**Available records**
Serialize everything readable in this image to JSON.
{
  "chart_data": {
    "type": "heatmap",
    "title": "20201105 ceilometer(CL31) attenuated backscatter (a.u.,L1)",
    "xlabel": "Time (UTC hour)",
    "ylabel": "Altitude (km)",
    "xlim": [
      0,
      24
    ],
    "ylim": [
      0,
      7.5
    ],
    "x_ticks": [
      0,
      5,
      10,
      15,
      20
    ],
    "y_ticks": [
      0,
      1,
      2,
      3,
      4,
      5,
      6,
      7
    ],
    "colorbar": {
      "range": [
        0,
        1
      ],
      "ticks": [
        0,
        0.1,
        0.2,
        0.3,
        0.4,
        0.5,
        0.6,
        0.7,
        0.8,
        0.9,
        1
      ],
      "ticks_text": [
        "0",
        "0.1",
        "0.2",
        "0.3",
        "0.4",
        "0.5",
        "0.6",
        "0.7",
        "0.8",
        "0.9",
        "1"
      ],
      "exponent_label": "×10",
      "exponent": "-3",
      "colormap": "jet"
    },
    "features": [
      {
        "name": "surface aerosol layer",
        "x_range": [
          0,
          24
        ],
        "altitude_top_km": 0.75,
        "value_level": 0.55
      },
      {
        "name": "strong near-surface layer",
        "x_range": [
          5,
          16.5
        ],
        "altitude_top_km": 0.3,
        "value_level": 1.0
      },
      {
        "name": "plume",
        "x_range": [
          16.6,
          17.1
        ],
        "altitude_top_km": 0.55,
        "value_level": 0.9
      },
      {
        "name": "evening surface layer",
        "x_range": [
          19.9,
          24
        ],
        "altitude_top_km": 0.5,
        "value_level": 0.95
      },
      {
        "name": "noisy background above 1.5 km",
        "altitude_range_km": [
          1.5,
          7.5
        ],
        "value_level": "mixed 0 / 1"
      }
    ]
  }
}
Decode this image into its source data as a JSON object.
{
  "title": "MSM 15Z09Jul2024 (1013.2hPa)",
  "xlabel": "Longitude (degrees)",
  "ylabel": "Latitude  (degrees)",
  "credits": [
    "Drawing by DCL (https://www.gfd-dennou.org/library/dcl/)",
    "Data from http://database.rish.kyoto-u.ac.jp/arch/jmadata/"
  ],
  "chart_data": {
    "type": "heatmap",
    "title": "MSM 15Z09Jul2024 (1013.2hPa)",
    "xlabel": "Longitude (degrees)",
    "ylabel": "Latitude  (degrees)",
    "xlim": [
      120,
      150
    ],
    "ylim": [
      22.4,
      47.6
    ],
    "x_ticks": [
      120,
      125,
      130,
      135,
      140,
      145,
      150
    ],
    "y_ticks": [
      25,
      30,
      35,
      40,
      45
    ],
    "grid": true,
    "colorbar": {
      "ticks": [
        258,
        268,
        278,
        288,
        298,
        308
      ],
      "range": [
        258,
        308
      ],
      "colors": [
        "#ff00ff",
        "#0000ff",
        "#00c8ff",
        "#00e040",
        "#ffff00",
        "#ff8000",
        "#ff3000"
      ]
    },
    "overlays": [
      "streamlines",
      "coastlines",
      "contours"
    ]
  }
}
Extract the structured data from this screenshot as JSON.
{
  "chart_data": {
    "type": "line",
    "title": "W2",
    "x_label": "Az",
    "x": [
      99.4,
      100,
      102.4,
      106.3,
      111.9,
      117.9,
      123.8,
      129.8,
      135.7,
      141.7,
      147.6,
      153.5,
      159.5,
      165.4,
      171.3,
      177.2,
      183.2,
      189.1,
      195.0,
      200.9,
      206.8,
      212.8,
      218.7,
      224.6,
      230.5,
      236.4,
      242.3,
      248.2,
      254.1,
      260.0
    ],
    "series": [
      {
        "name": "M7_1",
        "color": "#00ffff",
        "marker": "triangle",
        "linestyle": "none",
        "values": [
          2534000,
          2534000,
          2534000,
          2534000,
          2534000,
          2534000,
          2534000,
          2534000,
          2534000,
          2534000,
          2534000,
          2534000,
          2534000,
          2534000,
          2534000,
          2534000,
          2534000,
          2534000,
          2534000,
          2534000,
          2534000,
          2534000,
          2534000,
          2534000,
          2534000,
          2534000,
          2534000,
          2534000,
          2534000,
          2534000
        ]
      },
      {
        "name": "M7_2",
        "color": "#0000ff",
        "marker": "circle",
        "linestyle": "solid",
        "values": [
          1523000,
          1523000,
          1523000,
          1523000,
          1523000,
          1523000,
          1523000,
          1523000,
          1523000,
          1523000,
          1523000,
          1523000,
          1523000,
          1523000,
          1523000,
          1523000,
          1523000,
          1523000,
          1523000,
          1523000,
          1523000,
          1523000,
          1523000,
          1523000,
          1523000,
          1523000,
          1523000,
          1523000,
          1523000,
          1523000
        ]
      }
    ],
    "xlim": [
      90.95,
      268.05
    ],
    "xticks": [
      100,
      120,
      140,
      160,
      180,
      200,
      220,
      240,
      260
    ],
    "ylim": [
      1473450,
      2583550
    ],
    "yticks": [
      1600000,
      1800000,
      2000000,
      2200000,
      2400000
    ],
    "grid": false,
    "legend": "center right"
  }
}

**What is required**
Gather up every line from the listing above in which the word "layer" occurs.

**Exercise result**
        "name": "surface aerosol layer",
        "name": "strong near-surface layer",
        "name": "evening surface layer",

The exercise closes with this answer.